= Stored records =

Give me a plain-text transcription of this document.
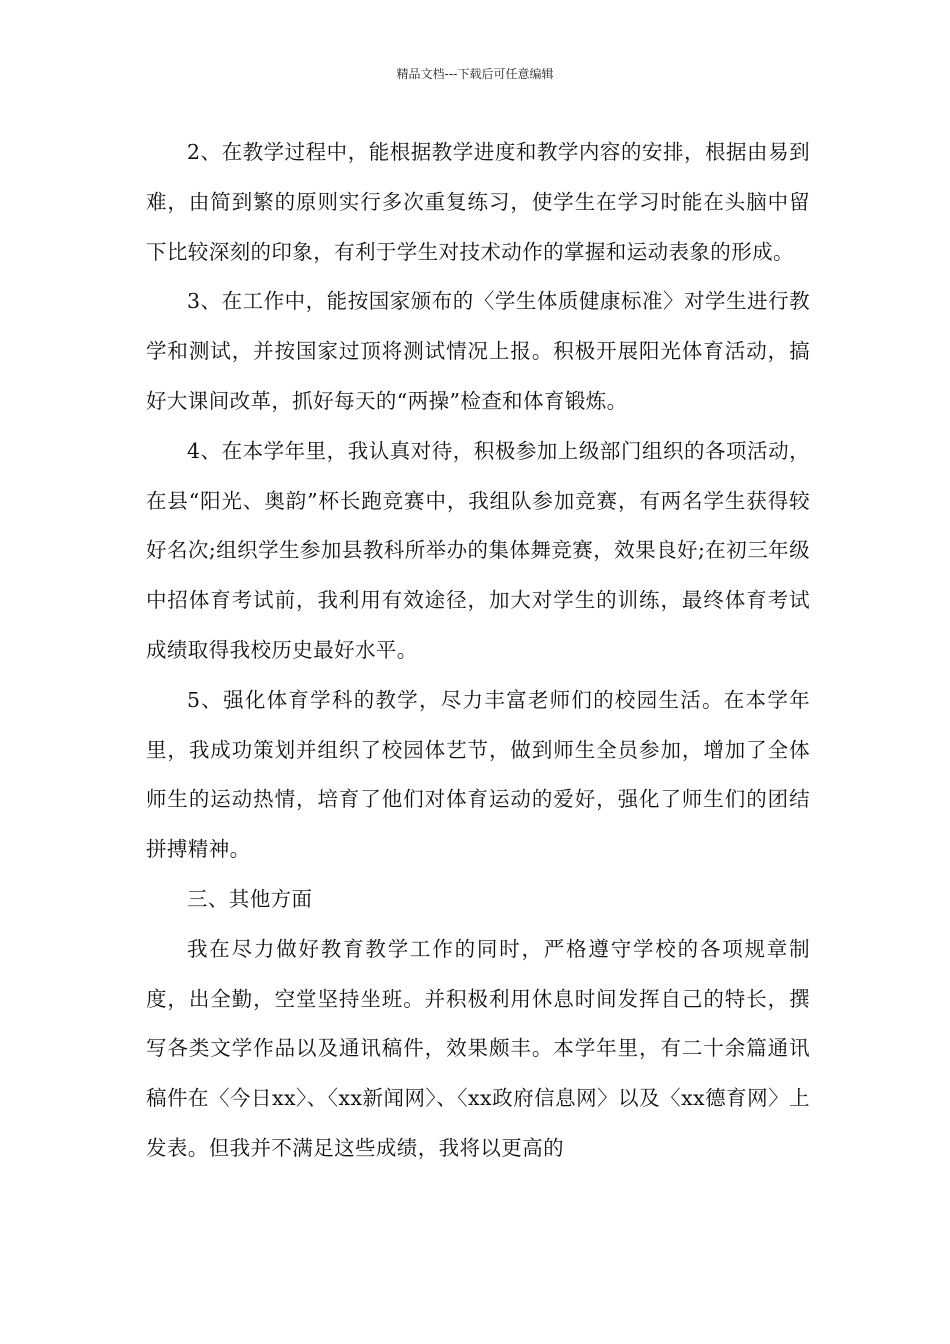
精品文档---下载后可任意编辑

2、在教学过程中，能根据教学进度和教学内容的安排，根据由易到难，由简到繁的原则实行多次重复练习，使学生在学习时能在头脑中留下比较深刻的印象，有利于学生对技术动作的掌握和运动表象的形成。

3、在工作中，能按国家颁布的〈学生体质健康标准〉对学生进行教学和测试，并按国家过顶将测试情况上报。积极开展阳光体育活动，搞好大课间改革，抓好每天的“两操”检查和体育锻炼。

4、在本学年里，我认真对待，积极参加上级部门组织的各项活动，在县“阳光、奥韵”杯长跑竞赛中，我组队参加竞赛，有两名学生获得较好名次;组织学生参加县教科所举办的集体舞竞赛，效果良好;在初三年级中招体育考试前，我利用有效途径，加大对学生的训练，最终体育考试成绩取得我校历史最好水平。

5、强化体育学科的教学，尽力丰富老师们的校园生活。在本学年里，我成功策划并组织了校园体艺节，做到师生全员参加，增加了全体师生的运动热情，培育了他们对体育运动的爱好，强化了师生们的团结拼搏精神。

三、其他方面

我在尽力做好教育教学工作的同时，严格遵守学校的各项规章制度，出全勤，空堂坚持坐班。并积极利用休息时间发挥自己的特长，撰写各类文学作品以及通讯稿件，效果颇丰。本学年里，有二十余篇通讯稿件在〈今日xx〉、〈xx新闻网〉、〈xx政府信息网〉以及〈xx德育网〉上发表。但我并不满足这些成绩，我将以更高的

= THE PROBLEM =
A line counts if it holds the word "在本学年里". Work out how many lines in the listing count, and give only that number.

= ANSWER TO THE EXERCISE =
2